* **RECORD EXTRACTS**:
:::::

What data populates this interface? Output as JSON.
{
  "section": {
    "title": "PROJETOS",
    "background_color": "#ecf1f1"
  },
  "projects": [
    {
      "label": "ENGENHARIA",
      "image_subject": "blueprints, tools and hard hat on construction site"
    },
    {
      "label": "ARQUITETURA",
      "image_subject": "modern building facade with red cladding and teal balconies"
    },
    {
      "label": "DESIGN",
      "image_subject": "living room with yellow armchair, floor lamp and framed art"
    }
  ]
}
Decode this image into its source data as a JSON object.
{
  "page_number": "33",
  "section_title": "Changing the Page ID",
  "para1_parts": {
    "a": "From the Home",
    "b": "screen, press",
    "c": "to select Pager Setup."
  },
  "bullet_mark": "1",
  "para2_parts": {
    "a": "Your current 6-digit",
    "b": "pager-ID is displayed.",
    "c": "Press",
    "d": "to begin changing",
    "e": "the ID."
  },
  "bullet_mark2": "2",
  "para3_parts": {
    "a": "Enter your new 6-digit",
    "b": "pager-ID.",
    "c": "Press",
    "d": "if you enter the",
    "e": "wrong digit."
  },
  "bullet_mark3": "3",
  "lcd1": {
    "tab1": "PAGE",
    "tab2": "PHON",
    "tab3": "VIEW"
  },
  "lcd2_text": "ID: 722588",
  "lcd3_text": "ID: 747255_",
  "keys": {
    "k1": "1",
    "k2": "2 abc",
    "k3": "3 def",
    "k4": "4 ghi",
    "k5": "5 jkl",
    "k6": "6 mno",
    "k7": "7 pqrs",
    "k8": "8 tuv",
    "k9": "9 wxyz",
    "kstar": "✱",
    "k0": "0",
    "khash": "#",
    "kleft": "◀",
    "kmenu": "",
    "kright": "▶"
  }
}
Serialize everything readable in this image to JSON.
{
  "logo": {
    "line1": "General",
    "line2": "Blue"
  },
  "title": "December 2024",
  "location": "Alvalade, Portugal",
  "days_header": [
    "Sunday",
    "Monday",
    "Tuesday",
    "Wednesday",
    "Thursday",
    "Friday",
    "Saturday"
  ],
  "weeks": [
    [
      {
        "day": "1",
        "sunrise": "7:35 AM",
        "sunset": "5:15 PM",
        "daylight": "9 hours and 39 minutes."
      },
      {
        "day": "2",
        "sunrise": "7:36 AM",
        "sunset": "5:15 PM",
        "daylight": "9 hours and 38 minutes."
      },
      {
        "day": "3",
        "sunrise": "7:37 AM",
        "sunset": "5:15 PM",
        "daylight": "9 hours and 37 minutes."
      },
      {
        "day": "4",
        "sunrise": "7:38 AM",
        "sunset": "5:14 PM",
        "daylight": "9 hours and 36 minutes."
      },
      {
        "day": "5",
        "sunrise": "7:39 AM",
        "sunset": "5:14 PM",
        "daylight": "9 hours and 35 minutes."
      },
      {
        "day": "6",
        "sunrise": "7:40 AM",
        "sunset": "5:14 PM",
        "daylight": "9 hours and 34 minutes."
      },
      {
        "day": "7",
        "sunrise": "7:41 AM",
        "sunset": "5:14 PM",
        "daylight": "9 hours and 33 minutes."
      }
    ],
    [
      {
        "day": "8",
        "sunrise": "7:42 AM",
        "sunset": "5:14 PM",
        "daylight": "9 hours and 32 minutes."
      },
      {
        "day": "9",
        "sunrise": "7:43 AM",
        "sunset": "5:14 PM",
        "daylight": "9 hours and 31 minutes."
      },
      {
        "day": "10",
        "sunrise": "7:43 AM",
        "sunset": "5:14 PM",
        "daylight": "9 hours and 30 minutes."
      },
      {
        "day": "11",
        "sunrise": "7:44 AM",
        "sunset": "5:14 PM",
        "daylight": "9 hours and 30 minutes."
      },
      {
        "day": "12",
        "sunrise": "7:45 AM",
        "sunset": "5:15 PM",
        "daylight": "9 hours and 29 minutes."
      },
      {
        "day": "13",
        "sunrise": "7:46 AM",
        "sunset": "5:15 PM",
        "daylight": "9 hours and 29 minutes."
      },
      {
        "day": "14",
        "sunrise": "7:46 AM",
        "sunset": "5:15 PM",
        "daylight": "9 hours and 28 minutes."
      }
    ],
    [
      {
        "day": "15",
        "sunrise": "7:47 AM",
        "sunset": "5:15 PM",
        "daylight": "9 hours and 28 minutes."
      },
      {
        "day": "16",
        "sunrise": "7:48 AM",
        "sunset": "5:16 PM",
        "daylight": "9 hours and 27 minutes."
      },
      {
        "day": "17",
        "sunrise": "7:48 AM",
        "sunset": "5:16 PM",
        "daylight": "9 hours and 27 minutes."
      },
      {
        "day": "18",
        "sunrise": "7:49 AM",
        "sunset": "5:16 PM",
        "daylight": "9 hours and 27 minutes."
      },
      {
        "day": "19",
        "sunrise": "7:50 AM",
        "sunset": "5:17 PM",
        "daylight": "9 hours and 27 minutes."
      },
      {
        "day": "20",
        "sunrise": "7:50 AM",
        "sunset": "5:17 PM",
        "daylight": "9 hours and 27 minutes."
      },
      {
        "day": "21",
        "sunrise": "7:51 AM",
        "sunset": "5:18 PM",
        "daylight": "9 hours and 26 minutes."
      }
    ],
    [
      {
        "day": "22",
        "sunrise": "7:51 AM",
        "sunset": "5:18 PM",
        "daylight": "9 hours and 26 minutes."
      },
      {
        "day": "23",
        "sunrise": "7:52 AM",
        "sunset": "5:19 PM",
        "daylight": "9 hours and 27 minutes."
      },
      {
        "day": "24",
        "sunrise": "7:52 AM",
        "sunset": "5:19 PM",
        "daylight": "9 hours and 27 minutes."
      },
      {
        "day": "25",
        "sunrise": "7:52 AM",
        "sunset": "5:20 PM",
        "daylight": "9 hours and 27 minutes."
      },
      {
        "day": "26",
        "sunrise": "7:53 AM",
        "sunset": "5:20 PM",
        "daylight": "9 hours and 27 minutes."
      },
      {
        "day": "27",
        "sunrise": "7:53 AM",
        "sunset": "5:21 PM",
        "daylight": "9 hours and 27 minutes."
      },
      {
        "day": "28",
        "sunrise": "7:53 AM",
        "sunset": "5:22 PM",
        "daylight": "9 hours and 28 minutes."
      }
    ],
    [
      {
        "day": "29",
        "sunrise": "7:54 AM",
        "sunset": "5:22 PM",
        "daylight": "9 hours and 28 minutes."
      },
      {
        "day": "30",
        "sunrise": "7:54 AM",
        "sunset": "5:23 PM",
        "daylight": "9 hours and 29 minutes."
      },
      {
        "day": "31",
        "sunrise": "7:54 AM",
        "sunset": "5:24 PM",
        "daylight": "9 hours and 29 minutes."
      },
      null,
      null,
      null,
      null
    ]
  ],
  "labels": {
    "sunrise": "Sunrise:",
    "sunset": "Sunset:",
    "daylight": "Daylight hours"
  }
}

:::::

* **INSTRUCTIONS FOR THE TASK**: Retype the material in full, character for character.

* **REPLY TO THE EXERCISE**:
What data populates this interface? Output as JSON.
{
  "section": {
    "title": "PROJETOS",
    "background_color": "#ecf1f1"
  },
  "projects": [
    {
      "label": "ENGENHARIA",
      "image_subject": "blueprints, tools and hard hat on construction site"
    },
    {
      "label": "ARQUITETURA",
      "image_subject": "modern building facade with red cladding and teal balconies"
    },
    {
      "label": "DESIGN",
      "image_subject": "living room with yellow armchair, floor lamp and framed art"
    }
  ]
}
Decode this image into its source data as a JSON object.
{
  "page_number": "33",
  "section_title": "Changing the Page ID",
  "para1_parts": {
    "a": "From the Home",
    "b": "screen, press",
    "c": "to select Pager Setup."
  },
  "bullet_mark": "1",
  "para2_parts": {
    "a": "Your current 6-digit",
    "b": "pager-ID is displayed.",
    "c": "Press",
    "d": "to begin changing",
    "e": "the ID."
  },
  "bullet_mark2": "2",
  "para3_parts": {
    "a": "Enter your new 6-digit",
    "b": "pager-ID.",
    "c": "Press",
    "d": "if you enter the",
    "e": "wrong digit."
  },
  "bullet_mark3": "3",
  "lcd1": {
    "tab1": "PAGE",
    "tab2": "PHON",
    "tab3": "VIEW"
  },
  "lcd2_text": "ID: 722588",
  "lcd3_text": "ID: 747255_",
  "keys": {
    "k1": "1",
    "k2": "2 abc",
    "k3": "3 def",
    "k4": "4 ghi",
    "k5": "5 jkl",
    "k6": "6 mno",
    "k7": "7 pqrs",
    "k8": "8 tuv",
    "k9": "9 wxyz",
    "kstar": "✱",
    "k0": "0",
    "khash": "#",
    "kleft": "◀",
    "kmenu": "",
    "kright": "▶"
  }
}
Serialize everything readable in this image to JSON.
{
  "logo": {
    "line1": "General",
    "line2": "Blue"
  },
  "title": "December 2024",
  "location": "Alvalade, Portugal",
  "days_header": [
    "Sunday",
    "Monday",
    "Tuesday",
    "Wednesday",
    "Thursday",
    "Friday",
    "Saturday"
  ],
  "weeks": [
    [
      {
        "day": "1",
        "sunrise": "7:35 AM",
        "sunset": "5:15 PM",
        "daylight": "9 hours and 39 minutes."
      },
      {
        "day": "2",
        "sunrise": "7:36 AM",
        "sunset": "5:15 PM",
        "daylight": "9 hours and 38 minutes."
      },
      {
        "day": "3",
        "sunrise": "7:37 AM",
        "sunset": "5:15 PM",
        "daylight": "9 hours and 37 minutes."
      },
      {
        "day": "4",
        "sunrise": "7:38 AM",
        "sunset": "5:14 PM",
        "daylight": "9 hours and 36 minutes."
      },
      {
        "day": "5",
        "sunrise": "7:39 AM",
        "sunset": "5:14 PM",
        "daylight": "9 hours and 35 minutes."
      },
      {
        "day": "6",
        "sunrise": "7:40 AM",
        "sunset": "5:14 PM",
        "daylight": "9 hours and 34 minutes."
      },
      {
        "day": "7",
        "sunrise": "7:41 AM",
        "sunset": "5:14 PM",
        "daylight": "9 hours and 33 minutes."
      }
    ],
    [
      {
        "day": "8",
        "sunrise": "7:42 AM",
        "sunset": "5:14 PM",
        "daylight": "9 hours and 32 minutes."
      },
      {
        "day": "9",
        "sunrise": "7:43 AM",
        "sunset": "5:14 PM",
        "daylight": "9 hours and 31 minutes."
      },
      {
        "day": "10",
        "sunrise": "7:43 AM",
        "sunset": "5:14 PM",
        "daylight": "9 hours and 30 minutes."
      },
      {
        "day": "11",
        "sunrise": "7:44 AM",
        "sunset": "5:14 PM",
        "daylight": "9 hours and 30 minutes."
      },
      {
        "day": "12",
        "sunrise": "7:45 AM",
        "sunset": "5:15 PM",
        "daylight": "9 hours and 29 minutes."
      },
      {
        "day": "13",
        "sunrise": "7:46 AM",
        "sunset": "5:15 PM",
        "daylight": "9 hours and 29 minutes."
      },
      {
        "day": "14",
        "sunrise": "7:46 AM",
        "sunset": "5:15 PM",
        "daylight": "9 hours and 28 minutes."
      }
    ],
    [
      {
        "day": "15",
        "sunrise": "7:47 AM",
        "sunset": "5:15 PM",
        "daylight": "9 hours and 28 minutes."
      },
      {
        "day": "16",
        "sunrise": "7:48 AM",
        "sunset": "5:16 PM",
        "daylight": "9 hours and 27 minutes."
      },
      {
        "day": "17",
        "sunrise": "7:48 AM",
        "sunset": "5:16 PM",
        "daylight": "9 hours and 27 minutes."
      },
      {
        "day": "18",
        "sunrise": "7:49 AM",
        "sunset": "5:16 PM",
        "daylight": "9 hours and 27 minutes."
      },
      {
        "day": "19",
        "sunrise": "7:50 AM",
        "sunset": "5:17 PM",
        "daylight": "9 hours and 27 minutes."
      },
      {
        "day": "20",
        "sunrise": "7:50 AM",
        "sunset": "5:17 PM",
        "daylight": "9 hours and 27 minutes."
      },
      {
        "day": "21",
        "sunrise": "7:51 AM",
        "sunset": "5:18 PM",
        "daylight": "9 hours and 26 minutes."
      }
    ],
    [
      {
        "day": "22",
        "sunrise": "7:51 AM",
        "sunset": "5:18 PM",
        "daylight": "9 hours and 26 minutes."
      },
      {
        "day": "23",
        "sunrise": "7:52 AM",
        "sunset": "5:19 PM",
        "daylight": "9 hours and 27 minutes."
      },
      {
        "day": "24",
        "sunrise": "7:52 AM",
        "sunset": "5:19 PM",
        "daylight": "9 hours and 27 minutes."
      },
      {
        "day": "25",
        "sunrise": "7:52 AM",
        "sunset": "5:20 PM",
        "daylight": "9 hours and 27 minutes."
      },
      {
        "day": "26",
        "sunrise": "7:53 AM",
        "sunset": "5:20 PM",
        "daylight": "9 hours and 27 minutes."
      },
      {
        "day": "27",
        "sunrise": "7:53 AM",
        "sunset": "5:21 PM",
        "daylight": "9 hours and 27 minutes."
      },
      {
        "day": "28",
        "sunrise": "7:53 AM",
        "sunset": "5:22 PM",
        "daylight": "9 hours and 28 minutes."
      }
    ],
    [
      {
        "day": "29",
        "sunrise": "7:54 AM",
        "sunset": "5:22 PM",
        "daylight": "9 hours and 28 minutes."
      },
      {
        "day": "30",
        "sunrise": "7:54 AM",
        "sunset": "5:23 PM",
        "daylight": "9 hours and 29 minutes."
      },
      {
        "day": "31",
        "sunrise": "7:54 AM",
        "sunset": "5:24 PM",
        "daylight": "9 hours and 29 minutes."
      },
      null,
      null,
      null,
      null
    ]
  ],
  "labels": {
    "sunrise": "Sunrise:",
    "sunset": "Sunset:",
    "daylight": "Daylight hours"
  }
}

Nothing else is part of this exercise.